#### [GOAL OF THE EXERCISE]
Look through the data for the string "Jeremy". Copy every line where it is found.

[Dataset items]
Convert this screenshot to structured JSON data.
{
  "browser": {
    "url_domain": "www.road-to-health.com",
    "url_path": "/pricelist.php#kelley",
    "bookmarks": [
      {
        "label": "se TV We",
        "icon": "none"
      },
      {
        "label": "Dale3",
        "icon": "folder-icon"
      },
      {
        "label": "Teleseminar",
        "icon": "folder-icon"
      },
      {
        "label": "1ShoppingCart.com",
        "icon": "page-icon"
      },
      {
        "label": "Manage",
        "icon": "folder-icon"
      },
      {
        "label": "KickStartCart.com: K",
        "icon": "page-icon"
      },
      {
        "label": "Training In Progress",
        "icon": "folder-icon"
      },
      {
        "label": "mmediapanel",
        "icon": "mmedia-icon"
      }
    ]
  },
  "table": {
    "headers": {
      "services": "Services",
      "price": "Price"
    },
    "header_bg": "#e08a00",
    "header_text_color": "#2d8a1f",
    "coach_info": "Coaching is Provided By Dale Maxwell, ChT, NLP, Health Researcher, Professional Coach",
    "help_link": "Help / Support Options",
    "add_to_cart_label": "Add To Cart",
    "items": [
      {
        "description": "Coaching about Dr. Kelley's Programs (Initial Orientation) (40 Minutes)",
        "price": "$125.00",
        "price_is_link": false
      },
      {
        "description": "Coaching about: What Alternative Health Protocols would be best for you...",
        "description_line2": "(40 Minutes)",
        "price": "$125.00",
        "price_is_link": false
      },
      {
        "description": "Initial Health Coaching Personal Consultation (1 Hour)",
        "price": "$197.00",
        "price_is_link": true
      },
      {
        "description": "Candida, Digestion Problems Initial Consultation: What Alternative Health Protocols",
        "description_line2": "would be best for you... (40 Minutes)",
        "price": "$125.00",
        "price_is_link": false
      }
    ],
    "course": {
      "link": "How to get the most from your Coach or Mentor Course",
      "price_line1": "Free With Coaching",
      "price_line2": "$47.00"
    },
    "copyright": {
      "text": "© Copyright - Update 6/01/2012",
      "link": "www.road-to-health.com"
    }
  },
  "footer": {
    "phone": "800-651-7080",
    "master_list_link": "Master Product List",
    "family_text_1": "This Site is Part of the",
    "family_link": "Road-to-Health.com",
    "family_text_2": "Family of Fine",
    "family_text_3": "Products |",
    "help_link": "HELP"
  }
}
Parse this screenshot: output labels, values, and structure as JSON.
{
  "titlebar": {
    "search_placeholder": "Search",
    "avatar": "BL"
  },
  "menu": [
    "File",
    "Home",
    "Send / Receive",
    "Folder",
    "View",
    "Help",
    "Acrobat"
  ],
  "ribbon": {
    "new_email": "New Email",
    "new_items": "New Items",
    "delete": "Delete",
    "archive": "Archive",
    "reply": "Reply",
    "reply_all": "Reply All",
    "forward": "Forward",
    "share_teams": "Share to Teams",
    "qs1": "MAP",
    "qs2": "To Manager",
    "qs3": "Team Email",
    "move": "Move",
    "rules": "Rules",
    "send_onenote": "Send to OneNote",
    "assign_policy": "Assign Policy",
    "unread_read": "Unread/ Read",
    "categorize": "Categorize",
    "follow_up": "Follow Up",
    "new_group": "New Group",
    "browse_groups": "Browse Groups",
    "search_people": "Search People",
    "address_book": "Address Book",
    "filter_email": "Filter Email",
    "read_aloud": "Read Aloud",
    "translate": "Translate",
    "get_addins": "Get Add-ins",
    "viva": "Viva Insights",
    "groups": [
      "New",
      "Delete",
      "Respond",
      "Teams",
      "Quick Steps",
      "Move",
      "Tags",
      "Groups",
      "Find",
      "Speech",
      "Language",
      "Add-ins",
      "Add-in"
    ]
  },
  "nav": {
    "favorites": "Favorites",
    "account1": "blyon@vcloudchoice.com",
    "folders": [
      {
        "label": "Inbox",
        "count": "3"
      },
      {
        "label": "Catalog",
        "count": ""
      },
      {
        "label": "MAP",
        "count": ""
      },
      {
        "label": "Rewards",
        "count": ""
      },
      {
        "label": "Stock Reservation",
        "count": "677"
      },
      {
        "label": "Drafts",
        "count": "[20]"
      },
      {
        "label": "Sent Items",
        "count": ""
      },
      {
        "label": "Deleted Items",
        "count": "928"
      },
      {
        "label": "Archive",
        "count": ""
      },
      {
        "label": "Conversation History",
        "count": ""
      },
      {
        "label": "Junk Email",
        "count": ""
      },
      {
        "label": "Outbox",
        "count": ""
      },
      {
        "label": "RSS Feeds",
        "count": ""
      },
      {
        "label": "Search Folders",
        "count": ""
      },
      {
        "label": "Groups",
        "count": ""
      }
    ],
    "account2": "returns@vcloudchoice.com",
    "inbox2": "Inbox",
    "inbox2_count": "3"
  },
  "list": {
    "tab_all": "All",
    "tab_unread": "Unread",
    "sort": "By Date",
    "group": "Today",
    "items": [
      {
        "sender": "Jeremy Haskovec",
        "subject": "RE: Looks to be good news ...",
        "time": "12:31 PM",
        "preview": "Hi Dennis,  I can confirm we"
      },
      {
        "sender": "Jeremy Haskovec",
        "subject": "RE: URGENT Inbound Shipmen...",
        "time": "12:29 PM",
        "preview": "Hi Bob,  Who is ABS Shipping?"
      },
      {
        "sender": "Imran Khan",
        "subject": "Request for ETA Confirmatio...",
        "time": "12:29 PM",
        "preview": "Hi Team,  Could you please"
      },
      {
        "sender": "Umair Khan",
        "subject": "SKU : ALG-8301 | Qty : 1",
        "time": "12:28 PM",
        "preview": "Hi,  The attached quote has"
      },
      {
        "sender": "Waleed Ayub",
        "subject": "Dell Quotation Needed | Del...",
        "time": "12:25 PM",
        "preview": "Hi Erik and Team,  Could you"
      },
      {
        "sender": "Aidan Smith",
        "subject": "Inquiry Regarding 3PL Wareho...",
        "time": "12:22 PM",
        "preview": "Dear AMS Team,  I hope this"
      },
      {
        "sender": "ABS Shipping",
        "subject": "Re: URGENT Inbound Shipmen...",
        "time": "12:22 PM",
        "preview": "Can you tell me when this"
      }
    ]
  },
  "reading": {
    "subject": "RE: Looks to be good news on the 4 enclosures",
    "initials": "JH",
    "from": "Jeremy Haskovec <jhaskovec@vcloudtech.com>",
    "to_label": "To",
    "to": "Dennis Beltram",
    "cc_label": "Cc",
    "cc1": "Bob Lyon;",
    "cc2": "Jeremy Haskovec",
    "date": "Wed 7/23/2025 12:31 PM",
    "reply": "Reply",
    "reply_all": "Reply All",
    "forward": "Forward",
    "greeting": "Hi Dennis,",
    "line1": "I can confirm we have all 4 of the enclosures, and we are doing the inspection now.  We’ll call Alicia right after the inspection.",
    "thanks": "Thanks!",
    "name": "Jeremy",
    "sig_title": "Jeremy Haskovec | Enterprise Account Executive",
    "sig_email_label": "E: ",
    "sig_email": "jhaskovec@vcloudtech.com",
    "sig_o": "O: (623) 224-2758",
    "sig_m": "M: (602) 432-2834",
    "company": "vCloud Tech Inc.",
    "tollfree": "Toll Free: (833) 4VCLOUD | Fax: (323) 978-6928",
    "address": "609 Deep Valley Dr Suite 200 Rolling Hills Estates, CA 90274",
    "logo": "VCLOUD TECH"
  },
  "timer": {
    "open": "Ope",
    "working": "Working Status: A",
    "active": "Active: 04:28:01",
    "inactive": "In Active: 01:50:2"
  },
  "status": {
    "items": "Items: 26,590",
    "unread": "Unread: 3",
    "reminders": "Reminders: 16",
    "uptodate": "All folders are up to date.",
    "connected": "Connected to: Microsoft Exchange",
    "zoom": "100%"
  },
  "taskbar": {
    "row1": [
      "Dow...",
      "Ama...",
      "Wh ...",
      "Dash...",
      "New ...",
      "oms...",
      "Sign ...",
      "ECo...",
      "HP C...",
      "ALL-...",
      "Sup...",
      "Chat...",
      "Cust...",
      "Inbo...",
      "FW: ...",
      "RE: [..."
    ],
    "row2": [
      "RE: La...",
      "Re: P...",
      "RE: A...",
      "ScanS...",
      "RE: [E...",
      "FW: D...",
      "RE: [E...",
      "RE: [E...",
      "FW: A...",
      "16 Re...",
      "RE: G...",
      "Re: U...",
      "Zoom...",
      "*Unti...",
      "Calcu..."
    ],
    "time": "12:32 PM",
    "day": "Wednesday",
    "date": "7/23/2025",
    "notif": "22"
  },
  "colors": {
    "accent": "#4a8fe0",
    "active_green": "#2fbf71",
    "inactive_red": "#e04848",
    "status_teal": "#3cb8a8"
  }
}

#### [OUTPUT OF THE TASK]
        "sender": "Jeremy Haskovec",
        "sender": "Jeremy Haskovec",
    "from": "Jeremy Haskovec <jhaskovec@vcloudtech.com>",
    "cc2": "Jeremy Haskovec",
    "name": "Jeremy",
    "sig_title": "Jeremy Haskovec | Enterprise Account Executive",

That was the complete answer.